**Job**
Reproduce each of the entries below verbatim, line by line, without changing anything.

**Information shown**
────────────────────────────────────────

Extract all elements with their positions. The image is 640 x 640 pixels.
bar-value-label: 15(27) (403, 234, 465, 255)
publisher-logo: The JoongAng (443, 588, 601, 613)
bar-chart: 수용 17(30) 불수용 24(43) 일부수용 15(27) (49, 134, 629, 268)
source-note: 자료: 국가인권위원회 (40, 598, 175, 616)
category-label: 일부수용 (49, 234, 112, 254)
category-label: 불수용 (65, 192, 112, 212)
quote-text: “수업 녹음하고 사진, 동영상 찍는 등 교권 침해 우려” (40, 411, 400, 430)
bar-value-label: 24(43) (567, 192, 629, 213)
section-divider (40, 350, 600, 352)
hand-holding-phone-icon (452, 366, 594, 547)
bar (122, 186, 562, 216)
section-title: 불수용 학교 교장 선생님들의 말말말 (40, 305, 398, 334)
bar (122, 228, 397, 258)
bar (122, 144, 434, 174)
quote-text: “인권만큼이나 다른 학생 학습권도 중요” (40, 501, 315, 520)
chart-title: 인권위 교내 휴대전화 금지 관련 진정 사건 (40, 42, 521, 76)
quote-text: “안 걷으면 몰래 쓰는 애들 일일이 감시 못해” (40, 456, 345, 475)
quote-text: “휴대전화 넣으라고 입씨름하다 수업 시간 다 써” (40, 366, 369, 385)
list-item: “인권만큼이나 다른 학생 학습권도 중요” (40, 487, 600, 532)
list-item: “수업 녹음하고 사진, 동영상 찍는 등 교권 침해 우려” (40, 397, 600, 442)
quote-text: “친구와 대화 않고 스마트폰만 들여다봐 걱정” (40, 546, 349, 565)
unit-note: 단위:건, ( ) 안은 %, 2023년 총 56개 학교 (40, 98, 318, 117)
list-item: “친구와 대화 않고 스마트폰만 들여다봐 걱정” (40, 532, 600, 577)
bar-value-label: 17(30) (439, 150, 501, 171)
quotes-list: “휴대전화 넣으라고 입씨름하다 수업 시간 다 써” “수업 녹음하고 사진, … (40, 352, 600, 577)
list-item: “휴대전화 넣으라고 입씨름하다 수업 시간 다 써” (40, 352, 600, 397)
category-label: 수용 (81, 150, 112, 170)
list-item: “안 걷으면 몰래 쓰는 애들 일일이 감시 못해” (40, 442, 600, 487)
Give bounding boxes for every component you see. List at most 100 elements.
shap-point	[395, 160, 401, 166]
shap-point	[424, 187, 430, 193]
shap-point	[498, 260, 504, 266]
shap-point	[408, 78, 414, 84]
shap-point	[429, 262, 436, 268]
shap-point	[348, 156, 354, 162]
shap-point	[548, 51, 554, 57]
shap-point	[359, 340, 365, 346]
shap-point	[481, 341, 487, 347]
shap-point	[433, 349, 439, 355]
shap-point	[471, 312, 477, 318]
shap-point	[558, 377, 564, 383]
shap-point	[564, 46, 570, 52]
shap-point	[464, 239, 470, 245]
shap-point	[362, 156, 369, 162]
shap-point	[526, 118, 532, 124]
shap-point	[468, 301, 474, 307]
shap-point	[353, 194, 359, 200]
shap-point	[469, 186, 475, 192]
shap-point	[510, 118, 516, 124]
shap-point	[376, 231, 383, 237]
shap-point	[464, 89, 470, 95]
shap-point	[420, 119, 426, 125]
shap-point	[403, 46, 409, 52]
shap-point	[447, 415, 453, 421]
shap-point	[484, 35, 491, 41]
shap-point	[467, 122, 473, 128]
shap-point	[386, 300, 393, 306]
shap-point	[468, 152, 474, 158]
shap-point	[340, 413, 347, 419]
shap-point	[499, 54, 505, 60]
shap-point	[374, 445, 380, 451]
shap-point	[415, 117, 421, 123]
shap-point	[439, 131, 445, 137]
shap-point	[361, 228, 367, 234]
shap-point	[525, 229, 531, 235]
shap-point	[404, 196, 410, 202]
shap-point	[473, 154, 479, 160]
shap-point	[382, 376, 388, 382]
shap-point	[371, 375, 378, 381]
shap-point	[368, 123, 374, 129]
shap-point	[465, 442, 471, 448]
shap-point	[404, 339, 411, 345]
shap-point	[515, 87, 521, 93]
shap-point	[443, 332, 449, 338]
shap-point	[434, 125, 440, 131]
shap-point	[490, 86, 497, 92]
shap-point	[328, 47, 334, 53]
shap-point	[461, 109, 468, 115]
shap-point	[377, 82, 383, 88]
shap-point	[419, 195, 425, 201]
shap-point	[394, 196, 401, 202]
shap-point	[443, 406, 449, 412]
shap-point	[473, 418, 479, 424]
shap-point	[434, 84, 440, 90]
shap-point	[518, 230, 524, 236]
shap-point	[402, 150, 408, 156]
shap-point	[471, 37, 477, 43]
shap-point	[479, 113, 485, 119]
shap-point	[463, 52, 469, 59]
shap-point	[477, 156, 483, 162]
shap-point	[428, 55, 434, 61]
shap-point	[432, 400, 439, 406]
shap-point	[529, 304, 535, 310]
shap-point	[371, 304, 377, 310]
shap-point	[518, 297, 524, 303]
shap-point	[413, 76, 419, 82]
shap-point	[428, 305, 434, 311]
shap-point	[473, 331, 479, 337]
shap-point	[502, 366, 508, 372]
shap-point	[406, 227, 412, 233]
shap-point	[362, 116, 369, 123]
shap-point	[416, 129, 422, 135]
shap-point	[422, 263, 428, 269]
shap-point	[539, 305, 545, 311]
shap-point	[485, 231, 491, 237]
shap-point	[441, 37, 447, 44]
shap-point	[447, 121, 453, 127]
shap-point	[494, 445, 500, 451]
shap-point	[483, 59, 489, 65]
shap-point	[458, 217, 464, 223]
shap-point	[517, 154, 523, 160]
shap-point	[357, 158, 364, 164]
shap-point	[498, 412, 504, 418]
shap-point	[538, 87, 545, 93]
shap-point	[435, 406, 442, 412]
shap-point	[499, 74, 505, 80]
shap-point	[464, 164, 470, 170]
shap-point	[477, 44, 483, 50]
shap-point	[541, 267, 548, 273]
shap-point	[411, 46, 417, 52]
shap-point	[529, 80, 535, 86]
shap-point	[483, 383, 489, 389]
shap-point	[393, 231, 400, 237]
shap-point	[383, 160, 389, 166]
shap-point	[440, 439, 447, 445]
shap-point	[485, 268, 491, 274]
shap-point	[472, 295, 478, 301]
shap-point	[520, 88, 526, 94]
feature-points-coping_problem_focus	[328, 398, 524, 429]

────────────────────────────────────────

**Reply**
Extract all elements with their positions. The image is 640 x 640 pixels.
bar-value-label: 15(27) (403, 234, 465, 255)
publisher-logo: The JoongAng (443, 588, 601, 613)
bar-chart: 수용 17(30) 불수용 24(43) 일부수용 15(27) (49, 134, 629, 268)
source-note: 자료: 국가인권위원회 (40, 598, 175, 616)
category-label: 일부수용 (49, 234, 112, 254)
category-label: 불수용 (65, 192, 112, 212)
quote-text: “수업 녹음하고 사진, 동영상 찍는 등 교권 침해 우려” (40, 411, 400, 430)
bar-value-label: 24(43) (567, 192, 629, 213)
section-divider (40, 350, 600, 352)
hand-holding-phone-icon (452, 366, 594, 547)
bar (122, 186, 562, 216)
section-title: 불수용 학교 교장 선생님들의 말말말 (40, 305, 398, 334)
bar (122, 228, 397, 258)
bar (122, 144, 434, 174)
quote-text: “인권만큼이나 다른 학생 학습권도 중요” (40, 501, 315, 520)
chart-title: 인권위 교내 휴대전화 금지 관련 진정 사건 (40, 42, 521, 76)
quote-text: “안 걷으면 몰래 쓰는 애들 일일이 감시 못해” (40, 456, 345, 475)
quote-text: “휴대전화 넣으라고 입씨름하다 수업 시간 다 써” (40, 366, 369, 385)
list-item: “인권만큼이나 다른 학생 학습권도 중요” (40, 487, 600, 532)
list-item: “수업 녹음하고 사진, 동영상 찍는 등 교권 침해 우려” (40, 397, 600, 442)
quote-text: “친구와 대화 않고 스마트폰만 들여다봐 걱정” (40, 546, 349, 565)
unit-note: 단위:건, ( ) 안은 %, 2023년 총 56개 학교 (40, 98, 318, 117)
list-item: “친구와 대화 않고 스마트폰만 들여다봐 걱정” (40, 532, 600, 577)
bar-value-label: 17(30) (439, 150, 501, 171)
quotes-list: “휴대전화 넣으라고 입씨름하다 수업 시간 다 써” “수업 녹음하고 사진, … (40, 352, 600, 577)
list-item: “휴대전화 넣으라고 입씨름하다 수업 시간 다 써” (40, 352, 600, 397)
category-label: 수용 (81, 150, 112, 170)
list-item: “안 걷으면 몰래 쓰는 애들 일일이 감시 못해” (40, 442, 600, 487)
Give bounding boxes for every component you see. List at most 100 elements.
shap-point	[395, 160, 401, 166]
shap-point	[424, 187, 430, 193]
shap-point	[498, 260, 504, 266]
shap-point	[408, 78, 414, 84]
shap-point	[429, 262, 436, 268]
shap-point	[348, 156, 354, 162]
shap-point	[548, 51, 554, 57]
shap-point	[359, 340, 365, 346]
shap-point	[481, 341, 487, 347]
shap-point	[433, 349, 439, 355]
shap-point	[471, 312, 477, 318]
shap-point	[558, 377, 564, 383]
shap-point	[564, 46, 570, 52]
shap-point	[464, 239, 470, 245]
shap-point	[362, 156, 369, 162]
shap-point	[526, 118, 532, 124]
shap-point	[468, 301, 474, 307]
shap-point	[353, 194, 359, 200]
shap-point	[469, 186, 475, 192]
shap-point	[510, 118, 516, 124]
shap-point	[376, 231, 383, 237]
shap-point	[464, 89, 470, 95]
shap-point	[420, 119, 426, 125]
shap-point	[403, 46, 409, 52]
shap-point	[447, 415, 453, 421]
shap-point	[484, 35, 491, 41]
shap-point	[467, 122, 473, 128]
shap-point	[386, 300, 393, 306]
shap-point	[468, 152, 474, 158]
shap-point	[340, 413, 347, 419]
shap-point	[499, 54, 505, 60]
shap-point	[374, 445, 380, 451]
shap-point	[415, 117, 421, 123]
shap-point	[439, 131, 445, 137]
shap-point	[361, 228, 367, 234]
shap-point	[525, 229, 531, 235]
shap-point	[404, 196, 410, 202]
shap-point	[473, 154, 479, 160]
shap-point	[382, 376, 388, 382]
shap-point	[371, 375, 378, 381]
shap-point	[368, 123, 374, 129]
shap-point	[465, 442, 471, 448]
shap-point	[404, 339, 411, 345]
shap-point	[515, 87, 521, 93]
shap-point	[443, 332, 449, 338]
shap-point	[434, 125, 440, 131]
shap-point	[490, 86, 497, 92]
shap-point	[328, 47, 334, 53]
shap-point	[461, 109, 468, 115]
shap-point	[377, 82, 383, 88]
shap-point	[419, 195, 425, 201]
shap-point	[394, 196, 401, 202]
shap-point	[443, 406, 449, 412]
shap-point	[473, 418, 479, 424]
shap-point	[434, 84, 440, 90]
shap-point	[518, 230, 524, 236]
shap-point	[402, 150, 408, 156]
shap-point	[471, 37, 477, 43]
shap-point	[479, 113, 485, 119]
shap-point	[463, 52, 469, 59]
shap-point	[477, 156, 483, 162]
shap-point	[428, 55, 434, 61]
shap-point	[432, 400, 439, 406]
shap-point	[529, 304, 535, 310]
shap-point	[371, 304, 377, 310]
shap-point	[518, 297, 524, 303]
shap-point	[413, 76, 419, 82]
shap-point	[428, 305, 434, 311]
shap-point	[473, 331, 479, 337]
shap-point	[502, 366, 508, 372]
shap-point	[406, 227, 412, 233]
shap-point	[362, 116, 369, 123]
shap-point	[416, 129, 422, 135]
shap-point	[422, 263, 428, 269]
shap-point	[539, 305, 545, 311]
shap-point	[485, 231, 491, 237]
shap-point	[441, 37, 447, 44]
shap-point	[447, 121, 453, 127]
shap-point	[494, 445, 500, 451]
shap-point	[483, 59, 489, 65]
shap-point	[458, 217, 464, 223]
shap-point	[517, 154, 523, 160]
shap-point	[357, 158, 364, 164]
shap-point	[498, 412, 504, 418]
shap-point	[538, 87, 545, 93]
shap-point	[435, 406, 442, 412]
shap-point	[499, 74, 505, 80]
shap-point	[464, 164, 470, 170]
shap-point	[477, 44, 483, 50]
shap-point	[541, 267, 548, 273]
shap-point	[411, 46, 417, 52]
shap-point	[529, 80, 535, 86]
shap-point	[483, 383, 489, 389]
shap-point	[393, 231, 400, 237]
shap-point	[383, 160, 389, 166]
shap-point	[440, 439, 447, 445]
shap-point	[485, 268, 491, 274]
shap-point	[472, 295, 478, 301]
shap-point	[520, 88, 526, 94]
feature-points-coping_problem_focus	[328, 398, 524, 429]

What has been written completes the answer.